** begin **

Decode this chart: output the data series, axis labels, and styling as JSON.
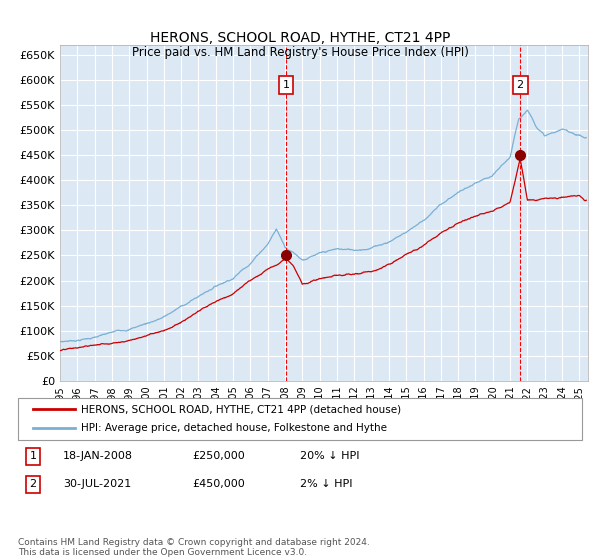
{
  "title": "HERONS, SCHOOL ROAD, HYTHE, CT21 4PP",
  "subtitle": "Price paid vs. HM Land Registry's House Price Index (HPI)",
  "ylabel_ticks": [
    "£0",
    "£50K",
    "£100K",
    "£150K",
    "£200K",
    "£250K",
    "£300K",
    "£350K",
    "£400K",
    "£450K",
    "£500K",
    "£550K",
    "£600K",
    "£650K"
  ],
  "ytick_values": [
    0,
    50000,
    100000,
    150000,
    200000,
    250000,
    300000,
    350000,
    400000,
    450000,
    500000,
    550000,
    600000,
    650000
  ],
  "ylim": [
    0,
    670000
  ],
  "xlim_start": 1995.0,
  "xlim_end": 2025.5,
  "xtick_years": [
    1995,
    1996,
    1997,
    1998,
    1999,
    2000,
    2001,
    2002,
    2003,
    2004,
    2005,
    2006,
    2007,
    2008,
    2009,
    2010,
    2011,
    2012,
    2013,
    2014,
    2015,
    2016,
    2017,
    2018,
    2019,
    2020,
    2021,
    2022,
    2023,
    2024,
    2025
  ],
  "bg_color": "#dce9f5",
  "grid_color": "#ffffff",
  "hpi_color": "#7ab0d4",
  "price_color": "#cc0000",
  "marker1_date": 2008.05,
  "marker1_price": 250000,
  "marker1_label": "18-JAN-2008",
  "marker1_amount": "£250,000",
  "marker1_hpi": "20% ↓ HPI",
  "marker2_date": 2021.58,
  "marker2_price": 450000,
  "marker2_label": "30-JUL-2021",
  "marker2_amount": "£450,000",
  "marker2_hpi": "2% ↓ HPI",
  "legend_line1": "HERONS, SCHOOL ROAD, HYTHE, CT21 4PP (detached house)",
  "legend_line2": "HPI: Average price, detached house, Folkestone and Hythe",
  "footnote": "Contains HM Land Registry data © Crown copyright and database right 2024.\nThis data is licensed under the Open Government Licence v3.0."
}
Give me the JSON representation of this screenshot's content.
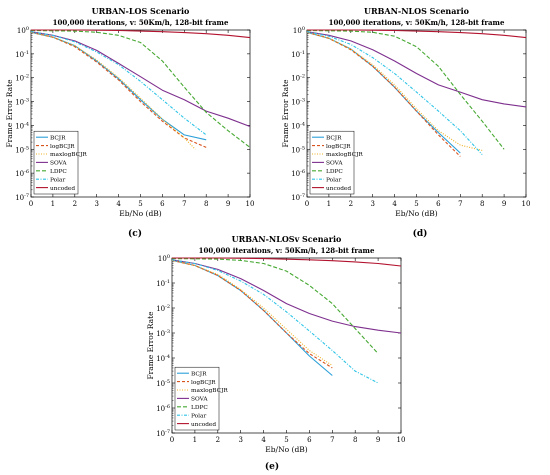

** end **

> _DIRECTIONS_: Copy out each line word for word, please, skipping the images.

> _COMPLETE RESPONSE_:
Decode this chart: output the data series, axis labels, and styling as JSON.
{
  "title": "HERONS, SCHOOL ROAD, HYTHE, CT21 4PP",
  "subtitle": "Price paid vs. HM Land Registry's House Price Index (HPI)",
  "ylabel_ticks": [
    "£0",
    "£50K",
    "£100K",
    "£150K",
    "£200K",
    "£250K",
    "£300K",
    "£350K",
    "£400K",
    "£450K",
    "£500K",
    "£550K",
    "£600K",
    "£650K"
  ],
  "ytick_values": [
    0,
    50000,
    100000,
    150000,
    200000,
    250000,
    300000,
    350000,
    400000,
    450000,
    500000,
    550000,
    600000,
    650000
  ],
  "ylim": [
    0,
    670000
  ],
  "xlim_start": 1995.0,
  "xlim_end": 2025.5,
  "xtick_years": [
    1995,
    1996,
    1997,
    1998,
    1999,
    2000,
    2001,
    2002,
    2003,
    2004,
    2005,
    2006,
    2007,
    2008,
    2009,
    2010,
    2011,
    2012,
    2013,
    2014,
    2015,
    2016,
    2017,
    2018,
    2019,
    2020,
    2021,
    2022,
    2023,
    2024,
    2025
  ],
  "bg_color": "#dce9f5",
  "grid_color": "#ffffff",
  "hpi_color": "#7ab0d4",
  "price_color": "#cc0000",
  "marker1_date": 2008.05,
  "marker1_price": 250000,
  "marker1_label": "18-JAN-2008",
  "marker1_amount": "£250,000",
  "marker1_hpi": "20% ↓ HPI",
  "marker2_date": 2021.58,
  "marker2_price": 450000,
  "marker2_label": "30-JUL-2021",
  "marker2_amount": "£450,000",
  "marker2_hpi": "2% ↓ HPI",
  "legend_line1": "HERONS, SCHOOL ROAD, HYTHE, CT21 4PP (detached house)",
  "legend_line2": "HPI: Average price, detached house, Folkestone and Hythe",
  "footnote": "Contains HM Land Registry data © Crown copyright and database right 2024.\nThis data is licensed under the Open Government Licence v3.0."
}
Give me the JSON representation of this screenshot's content.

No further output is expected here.